* _GOAL OF THE EXERCISE_
Without the pictures, print each of the records below exactly as it appears.

* _LISTED RECORDS_

start

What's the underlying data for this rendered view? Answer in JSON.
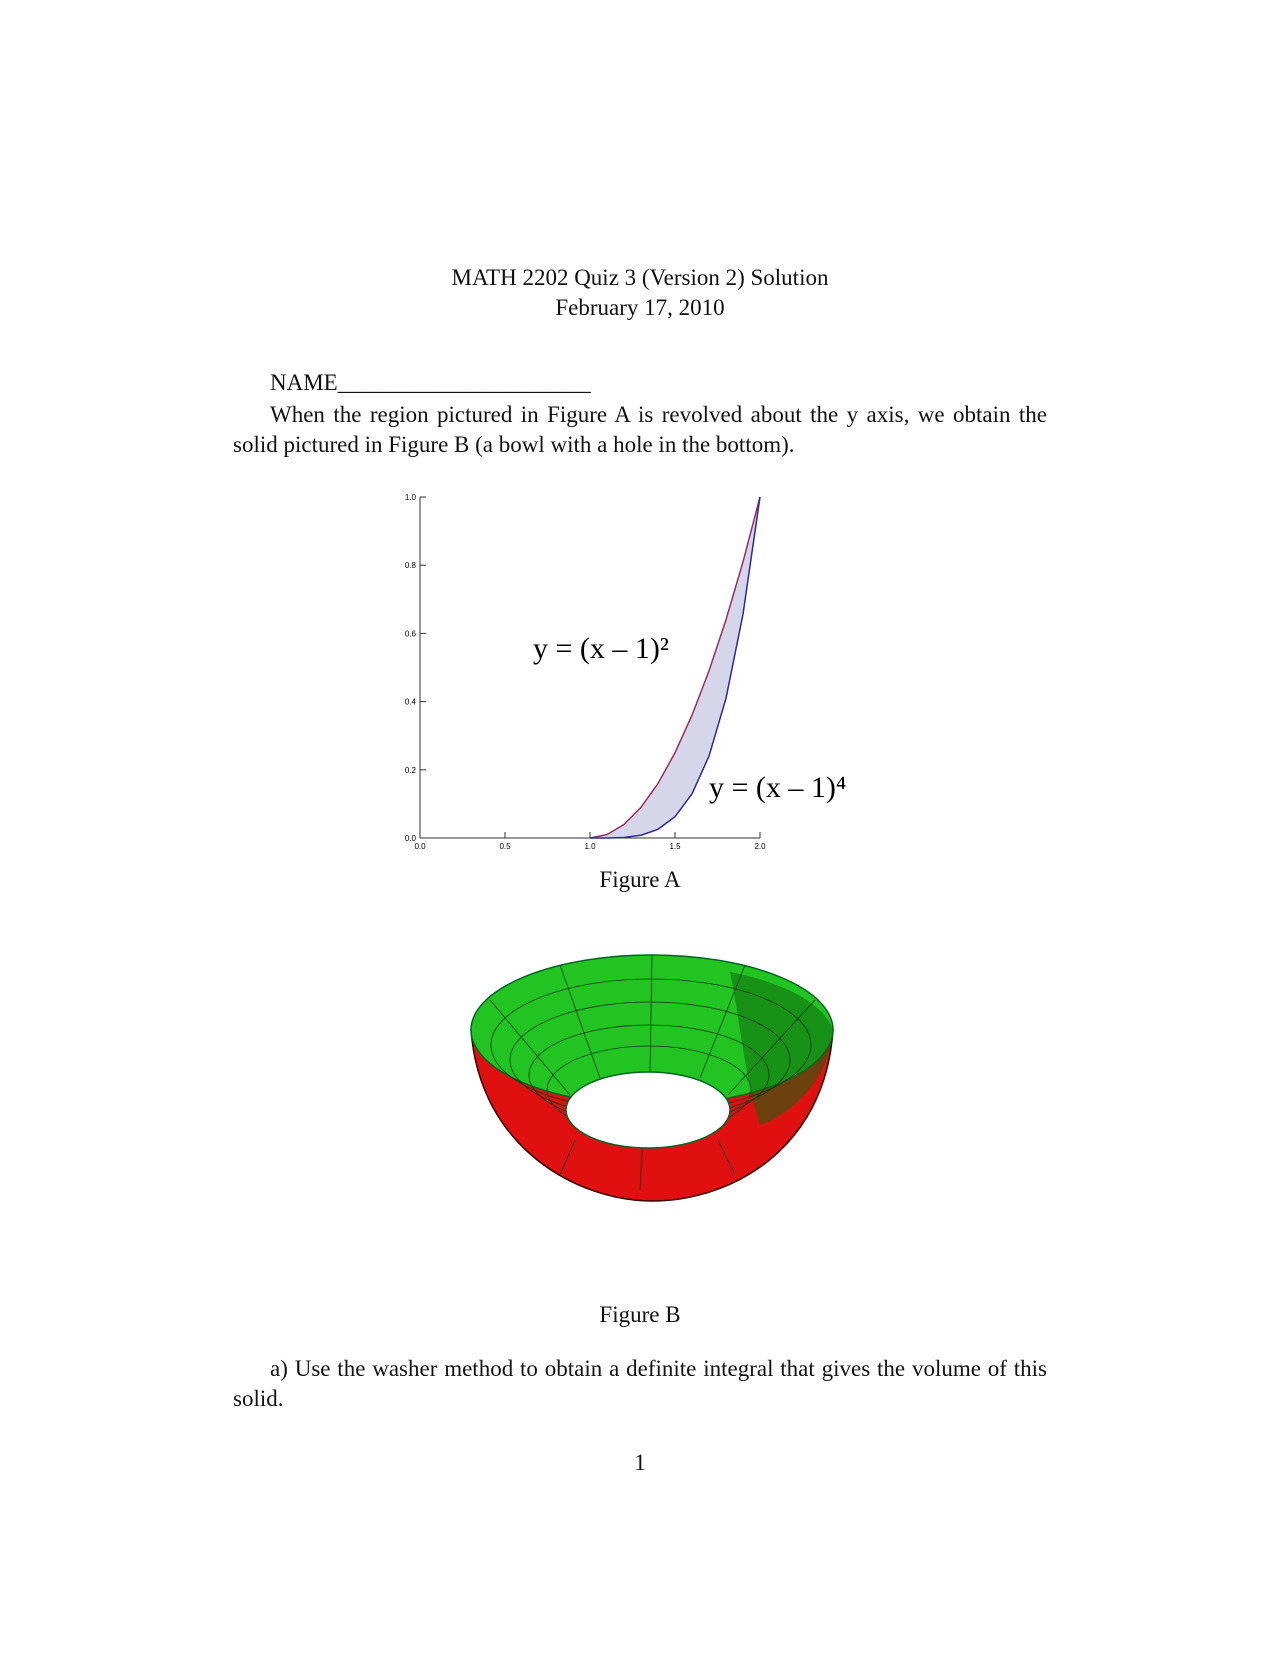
{
  "header": {
    "title": "MATH 2202 Quiz 3 (Version 2) Solution",
    "date": "February 17, 2010"
  },
  "name_label": "NAME______________________",
  "paragraph": "When the region pictured in Figure A is revolved about the y axis, we obtain the solid pictured in Figure B (a bowl with a hole in the bottom).",
  "figure_a": {
    "chart_data": {
      "type": "area",
      "x": [
        1,
        1.1,
        1.2,
        1.3,
        1.4,
        1.5,
        1.6,
        1.7,
        1.8,
        1.9,
        2
      ],
      "series": [
        {
          "name": "y = (x – 1)²",
          "color": "#9b2d5a",
          "values": [
            0,
            0.01,
            0.04,
            0.09,
            0.16,
            0.25,
            0.36,
            0.49,
            0.64,
            0.81,
            1
          ]
        },
        {
          "name": "y = (x – 1)⁴",
          "color": "#2a2aa0",
          "values": [
            0,
            0.0001,
            0.0016,
            0.0081,
            0.0256,
            0.0625,
            0.1296,
            0.2401,
            0.4096,
            0.6561,
            1
          ]
        }
      ],
      "fill_color": "#d6d6ea",
      "xlim": [
        0,
        2
      ],
      "ylim": [
        0,
        1
      ],
      "xticks": [
        {
          "value": 0,
          "label": "0.0"
        },
        {
          "value": 0.5,
          "label": "0.5"
        },
        {
          "value": 1,
          "label": "1.0"
        },
        {
          "value": 1.5,
          "label": "1.5"
        },
        {
          "value": 2,
          "label": "2.0"
        }
      ],
      "yticks": [
        {
          "value": 0,
          "label": "0.0"
        },
        {
          "value": 0.2,
          "label": "0.2"
        },
        {
          "value": 0.4,
          "label": "0.4"
        },
        {
          "value": 0.6,
          "label": "0.6"
        },
        {
          "value": 0.8,
          "label": "0.8"
        },
        {
          "value": 1,
          "label": "1.0"
        }
      ]
    },
    "caption": "Figure A"
  },
  "figure_b": {
    "caption": "Figure B"
  },
  "question": "a) Use the washer method to obtain a definite integral that gives the volume of this solid.",
  "page_number": "1"
}
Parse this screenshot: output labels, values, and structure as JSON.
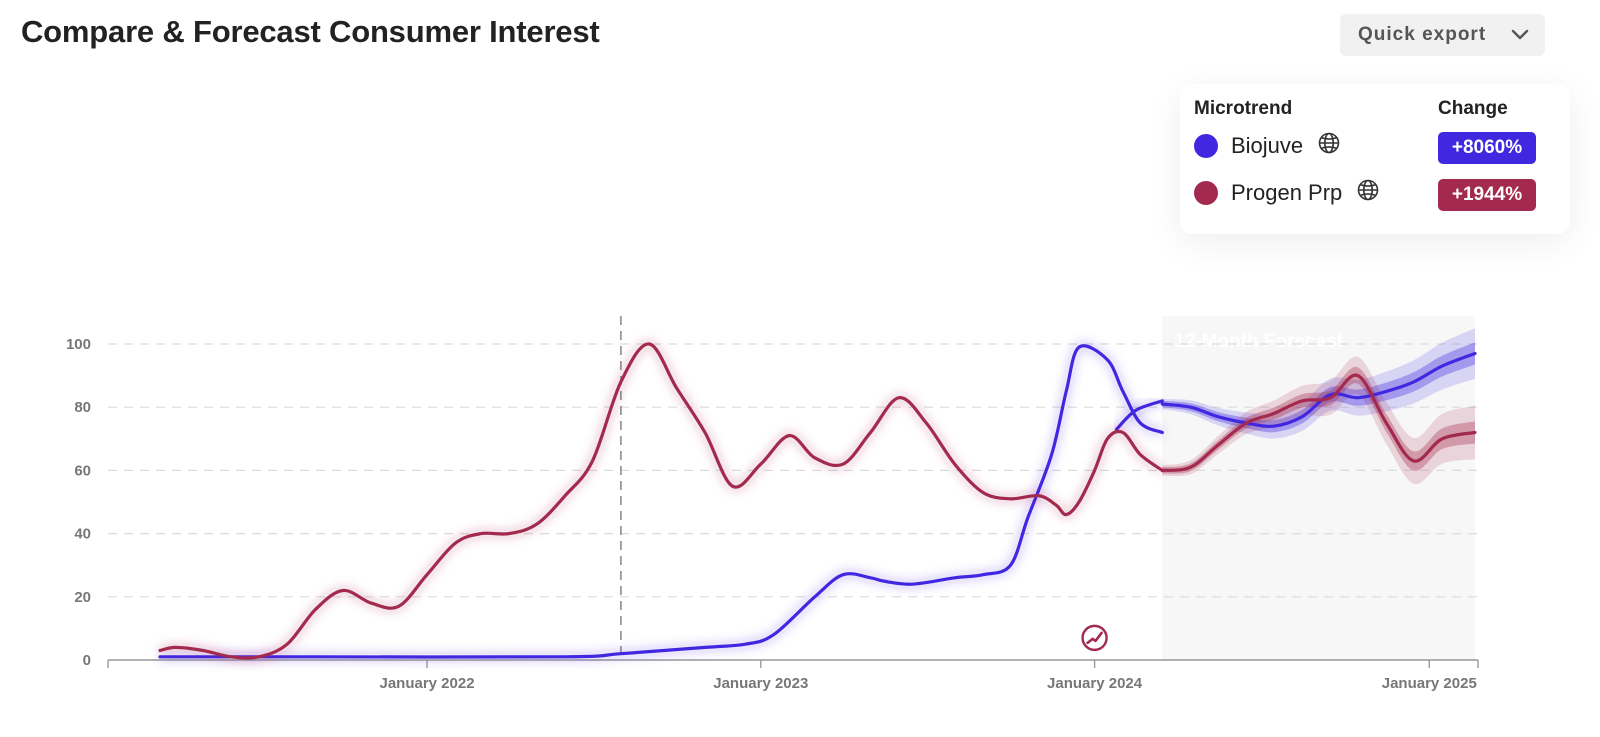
{
  "header": {
    "title": "Compare & Forecast Consumer Interest",
    "export_label": "Quick export"
  },
  "legend": {
    "microtrend_header": "Microtrend",
    "change_header": "Change",
    "items": [
      {
        "name": "Biojuve",
        "change": "+8060%",
        "color": "#4128e0",
        "icon": "globe-icon"
      },
      {
        "name": "Progen Prp",
        "change": "+1944%",
        "color": "#a3294f",
        "icon": "globe-icon"
      }
    ]
  },
  "chart_data": {
    "type": "line",
    "x_type": "date",
    "ylim": [
      0,
      100
    ],
    "yticks": [
      0,
      20,
      40,
      60,
      80,
      100
    ],
    "x_range": [
      "2021-03-15",
      "2025-02-20"
    ],
    "x_ticks": [
      {
        "date": "2022-01-01",
        "label": "January 2022"
      },
      {
        "date": "2023-01-01",
        "label": "January 2023"
      },
      {
        "date": "2024-01-01",
        "label": "January 2024"
      },
      {
        "date": "2025-01-01",
        "label": "January 2025"
      }
    ],
    "grid": true,
    "forecast": {
      "label": "12-Month Forecast",
      "start": "2024-03-15",
      "end": "2025-02-20"
    },
    "marker_date": "2022-08-01",
    "event_icon": {
      "date": "2024-01-01",
      "y": 7,
      "icon": "trend-icon"
    },
    "series": [
      {
        "name": "Biojuve",
        "color": "#4128e0",
        "x": [
          "2021-03-15",
          "2021-09-01",
          "2022-06-01",
          "2022-08-01",
          "2022-11-01",
          "2022-12-15",
          "2023-01-15",
          "2023-03-01",
          "2023-04-01",
          "2023-05-01",
          "2023-05-15",
          "2023-06-15",
          "2023-08-01",
          "2023-09-01",
          "2023-10-01",
          "2023-10-20",
          "2023-11-15",
          "2023-12-01",
          "2023-12-15",
          "2024-01-15",
          "2024-02-01",
          "2024-02-20",
          "2024-03-15"
        ],
        "y": [
          1,
          1,
          1,
          2,
          4,
          5,
          8,
          20,
          27,
          26,
          25,
          24,
          26,
          27,
          30,
          45,
          65,
          85,
          99,
          95,
          85,
          75,
          72
        ],
        "x2": [
          "2024-01-25",
          "2024-02-15",
          "2024-03-15"
        ],
        "y2": [
          73,
          79,
          82
        ]
      },
      {
        "name": "Progen Prp",
        "color": "#a3294f",
        "x": [
          "2021-03-15",
          "2021-04-01",
          "2021-05-01",
          "2021-06-01",
          "2021-07-01",
          "2021-08-01",
          "2021-09-01",
          "2021-10-01",
          "2021-11-01",
          "2021-12-01",
          "2022-01-01",
          "2022-02-01",
          "2022-03-01",
          "2022-04-01",
          "2022-05-01",
          "2022-06-01",
          "2022-07-01",
          "2022-08-01",
          "2022-09-01",
          "2022-10-01",
          "2022-11-01",
          "2022-12-01",
          "2023-01-01",
          "2023-02-01",
          "2023-03-01",
          "2023-04-01",
          "2023-05-01",
          "2023-06-01",
          "2023-07-01",
          "2023-08-01",
          "2023-09-01",
          "2023-10-01",
          "2023-11-01",
          "2023-11-20",
          "2023-12-01",
          "2023-12-15",
          "2024-01-01",
          "2024-01-15",
          "2024-02-01",
          "2024-02-20",
          "2024-03-15"
        ],
        "y": [
          3,
          4,
          3,
          1,
          1,
          5,
          16,
          22,
          18,
          17,
          27,
          37,
          40,
          40,
          43,
          52,
          63,
          88,
          100,
          86,
          72,
          55,
          62,
          71,
          64,
          62,
          72,
          83,
          75,
          62,
          53,
          51,
          52,
          49,
          46,
          50,
          60,
          70,
          72,
          65,
          60
        ]
      }
    ],
    "forecast_series": [
      {
        "name": "Biojuve",
        "x": [
          "2024-03-15",
          "2024-04-15",
          "2024-05-15",
          "2024-06-15",
          "2024-07-15",
          "2024-08-15",
          "2024-09-15",
          "2024-10-15",
          "2024-11-15",
          "2024-12-15",
          "2025-01-15",
          "2025-02-20"
        ],
        "y": [
          81,
          80,
          77,
          75,
          74,
          77,
          84,
          83,
          85,
          88,
          93,
          97
        ],
        "bands": [
          [
            1.0,
            3.5
          ],
          [
            1.6,
            8.0
          ]
        ]
      },
      {
        "name": "Progen Prp",
        "x": [
          "2024-03-15",
          "2024-04-15",
          "2024-05-15",
          "2024-06-15",
          "2024-07-15",
          "2024-08-15",
          "2024-09-15",
          "2024-10-15",
          "2024-11-15",
          "2024-12-15",
          "2025-01-15",
          "2025-02-20"
        ],
        "y": [
          60,
          61,
          68,
          75,
          78,
          82,
          83,
          90,
          75,
          63,
          70,
          72
        ],
        "bands": [
          [
            1.0,
            3.5
          ],
          [
            1.6,
            8.5
          ]
        ]
      }
    ]
  }
}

end

* _SOLUTION FOR THIS EXERCISE_
What's the underlying data for this rendered view? Answer in JSON.
{
  "header": {
    "title": "MATH 2202 Quiz 3 (Version 2) Solution",
    "date": "February 17, 2010"
  },
  "name_label": "NAME______________________",
  "paragraph": "When the region pictured in Figure A is revolved about the y axis, we obtain the solid pictured in Figure B (a bowl with a hole in the bottom).",
  "figure_a": {
    "chart_data": {
      "type": "area",
      "x": [
        1,
        1.1,
        1.2,
        1.3,
        1.4,
        1.5,
        1.6,
        1.7,
        1.8,
        1.9,
        2
      ],
      "series": [
        {
          "name": "y = (x – 1)²",
          "color": "#9b2d5a",
          "values": [
            0,
            0.01,
            0.04,
            0.09,
            0.16,
            0.25,
            0.36,
            0.49,
            0.64,
            0.81,
            1
          ]
        },
        {
          "name": "y = (x – 1)⁴",
          "color": "#2a2aa0",
          "values": [
            0,
            0.0001,
            0.0016,
            0.0081,
            0.0256,
            0.0625,
            0.1296,
            0.2401,
            0.4096,
            0.6561,
            1
          ]
        }
      ],
      "fill_color": "#d6d6ea",
      "xlim": [
        0,
        2
      ],
      "ylim": [
        0,
        1
      ],
      "xticks": [
        {
          "value": 0,
          "label": "0.0"
        },
        {
          "value": 0.5,
          "label": "0.5"
        },
        {
          "value": 1,
          "label": "1.0"
        },
        {
          "value": 1.5,
          "label": "1.5"
        },
        {
          "value": 2,
          "label": "2.0"
        }
      ],
      "yticks": [
        {
          "value": 0,
          "label": "0.0"
        },
        {
          "value": 0.2,
          "label": "0.2"
        },
        {
          "value": 0.4,
          "label": "0.4"
        },
        {
          "value": 0.6,
          "label": "0.6"
        },
        {
          "value": 0.8,
          "label": "0.8"
        },
        {
          "value": 1,
          "label": "1.0"
        }
      ]
    },
    "caption": "Figure A"
  },
  "figure_b": {
    "caption": "Figure B"
  },
  "question": "a) Use the washer method to obtain a definite integral that gives the volume of this solid.",
  "page_number": "1"
}
Parse this screenshot: output labels, values, and structure as JSON.
{
  "header": {
    "title": "Compare & Forecast Consumer Interest",
    "export_label": "Quick export"
  },
  "legend": {
    "microtrend_header": "Microtrend",
    "change_header": "Change",
    "items": [
      {
        "name": "Biojuve",
        "change": "+8060%",
        "color": "#4128e0",
        "icon": "globe-icon"
      },
      {
        "name": "Progen Prp",
        "change": "+1944%",
        "color": "#a3294f",
        "icon": "globe-icon"
      }
    ]
  },
  "chart_data": {
    "type": "line",
    "x_type": "date",
    "ylim": [
      0,
      100
    ],
    "yticks": [
      0,
      20,
      40,
      60,
      80,
      100
    ],
    "x_range": [
      "2021-03-15",
      "2025-02-20"
    ],
    "x_ticks": [
      {
        "date": "2022-01-01",
        "label": "January 2022"
      },
      {
        "date": "2023-01-01",
        "label": "January 2023"
      },
      {
        "date": "2024-01-01",
        "label": "January 2024"
      },
      {
        "date": "2025-01-01",
        "label": "January 2025"
      }
    ],
    "grid": true,
    "forecast": {
      "label": "12-Month Forecast",
      "start": "2024-03-15",
      "end": "2025-02-20"
    },
    "marker_date": "2022-08-01",
    "event_icon": {
      "date": "2024-01-01",
      "y": 7,
      "icon": "trend-icon"
    },
    "series": [
      {
        "name": "Biojuve",
        "color": "#4128e0",
        "x": [
          "2021-03-15",
          "2021-09-01",
          "2022-06-01",
          "2022-08-01",
          "2022-11-01",
          "2022-12-15",
          "2023-01-15",
          "2023-03-01",
          "2023-04-01",
          "2023-05-01",
          "2023-05-15",
          "2023-06-15",
          "2023-08-01",
          "2023-09-01",
          "2023-10-01",
          "2023-10-20",
          "2023-11-15",
          "2023-12-01",
          "2023-12-15",
          "2024-01-15",
          "2024-02-01",
          "2024-02-20",
          "2024-03-15"
        ],
        "y": [
          1,
          1,
          1,
          2,
          4,
          5,
          8,
          20,
          27,
          26,
          25,
          24,
          26,
          27,
          30,
          45,
          65,
          85,
          99,
          95,
          85,
          75,
          72
        ],
        "x2": [
          "2024-01-25",
          "2024-02-15",
          "2024-03-15"
        ],
        "y2": [
          73,
          79,
          82
        ]
      },
      {
        "name": "Progen Prp",
        "color": "#a3294f",
        "x": [
          "2021-03-15",
          "2021-04-01",
          "2021-05-01",
          "2021-06-01",
          "2021-07-01",
          "2021-08-01",
          "2021-09-01",
          "2021-10-01",
          "2021-11-01",
          "2021-12-01",
          "2022-01-01",
          "2022-02-01",
          "2022-03-01",
          "2022-04-01",
          "2022-05-01",
          "2022-06-01",
          "2022-07-01",
          "2022-08-01",
          "2022-09-01",
          "2022-10-01",
          "2022-11-01",
          "2022-12-01",
          "2023-01-01",
          "2023-02-01",
          "2023-03-01",
          "2023-04-01",
          "2023-05-01",
          "2023-06-01",
          "2023-07-01",
          "2023-08-01",
          "2023-09-01",
          "2023-10-01",
          "2023-11-01",
          "2023-11-20",
          "2023-12-01",
          "2023-12-15",
          "2024-01-01",
          "2024-01-15",
          "2024-02-01",
          "2024-02-20",
          "2024-03-15"
        ],
        "y": [
          3,
          4,
          3,
          1,
          1,
          5,
          16,
          22,
          18,
          17,
          27,
          37,
          40,
          40,
          43,
          52,
          63,
          88,
          100,
          86,
          72,
          55,
          62,
          71,
          64,
          62,
          72,
          83,
          75,
          62,
          53,
          51,
          52,
          49,
          46,
          50,
          60,
          70,
          72,
          65,
          60
        ]
      }
    ],
    "forecast_series": [
      {
        "name": "Biojuve",
        "x": [
          "2024-03-15",
          "2024-04-15",
          "2024-05-15",
          "2024-06-15",
          "2024-07-15",
          "2024-08-15",
          "2024-09-15",
          "2024-10-15",
          "2024-11-15",
          "2024-12-15",
          "2025-01-15",
          "2025-02-20"
        ],
        "y": [
          81,
          80,
          77,
          75,
          74,
          77,
          84,
          83,
          85,
          88,
          93,
          97
        ],
        "bands": [
          [
            1.0,
            3.5
          ],
          [
            1.6,
            8.0
          ]
        ]
      },
      {
        "name": "Progen Prp",
        "x": [
          "2024-03-15",
          "2024-04-15",
          "2024-05-15",
          "2024-06-15",
          "2024-07-15",
          "2024-08-15",
          "2024-09-15",
          "2024-10-15",
          "2024-11-15",
          "2024-12-15",
          "2025-01-15",
          "2025-02-20"
        ],
        "y": [
          60,
          61,
          68,
          75,
          78,
          82,
          83,
          90,
          75,
          63,
          70,
          72
        ],
        "bands": [
          [
            1.0,
            3.5
          ],
          [
            1.6,
            8.5
          ]
        ]
      }
    ]
  }
}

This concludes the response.